• Records supplied
>>

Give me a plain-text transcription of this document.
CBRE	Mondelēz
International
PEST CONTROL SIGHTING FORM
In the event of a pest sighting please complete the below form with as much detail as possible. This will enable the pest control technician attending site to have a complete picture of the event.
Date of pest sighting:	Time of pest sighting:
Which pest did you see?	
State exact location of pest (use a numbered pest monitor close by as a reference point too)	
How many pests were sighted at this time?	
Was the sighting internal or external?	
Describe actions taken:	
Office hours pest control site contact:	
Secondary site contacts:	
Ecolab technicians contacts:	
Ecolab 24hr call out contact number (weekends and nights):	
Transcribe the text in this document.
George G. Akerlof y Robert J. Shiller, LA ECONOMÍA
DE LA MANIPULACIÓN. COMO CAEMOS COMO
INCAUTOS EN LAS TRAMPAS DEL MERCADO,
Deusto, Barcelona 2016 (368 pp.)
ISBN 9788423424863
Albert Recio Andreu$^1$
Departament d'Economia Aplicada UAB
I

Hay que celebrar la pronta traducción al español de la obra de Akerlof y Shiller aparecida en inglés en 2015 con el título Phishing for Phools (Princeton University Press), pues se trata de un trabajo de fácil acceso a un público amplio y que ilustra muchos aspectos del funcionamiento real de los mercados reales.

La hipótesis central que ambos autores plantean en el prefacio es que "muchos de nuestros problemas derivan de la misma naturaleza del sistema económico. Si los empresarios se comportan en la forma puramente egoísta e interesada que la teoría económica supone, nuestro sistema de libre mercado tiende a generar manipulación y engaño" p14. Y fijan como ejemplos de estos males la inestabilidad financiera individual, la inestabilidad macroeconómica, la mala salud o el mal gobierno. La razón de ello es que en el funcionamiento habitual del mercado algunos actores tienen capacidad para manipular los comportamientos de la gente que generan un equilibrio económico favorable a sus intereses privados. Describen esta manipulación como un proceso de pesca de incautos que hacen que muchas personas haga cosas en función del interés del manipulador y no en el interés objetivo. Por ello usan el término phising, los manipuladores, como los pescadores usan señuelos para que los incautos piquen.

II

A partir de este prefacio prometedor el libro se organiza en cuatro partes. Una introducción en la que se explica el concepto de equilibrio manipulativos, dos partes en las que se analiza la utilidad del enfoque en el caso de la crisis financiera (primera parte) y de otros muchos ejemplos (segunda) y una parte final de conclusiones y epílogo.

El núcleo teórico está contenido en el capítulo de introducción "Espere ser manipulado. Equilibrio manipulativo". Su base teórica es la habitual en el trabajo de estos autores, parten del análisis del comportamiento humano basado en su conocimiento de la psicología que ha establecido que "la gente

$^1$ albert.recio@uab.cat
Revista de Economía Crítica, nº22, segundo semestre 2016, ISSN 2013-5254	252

<<

Gather and return every line that holds the string "introducción".

A partir de este prefacio prometedor el libro se organiza en cuatro partes. Una introducción en la que se explica el concepto de equilibrio manipulativos, dos partes en las que se analiza la utilidad del enfoque en el caso de la crisis financiera (primera parte) y de otros muchos ejemplos (segunda) y una parte final de conclusiones y epílogo.
El núcleo teórico está contenido en el capítulo de introducción "Espere ser manipulado. Equilibrio manipulativo". Su base teórica es la habitual en el trabajo de estos autores, parten del análisis del comportamiento humano basado en su conocimiento de la psicología que ha establecido que "la gente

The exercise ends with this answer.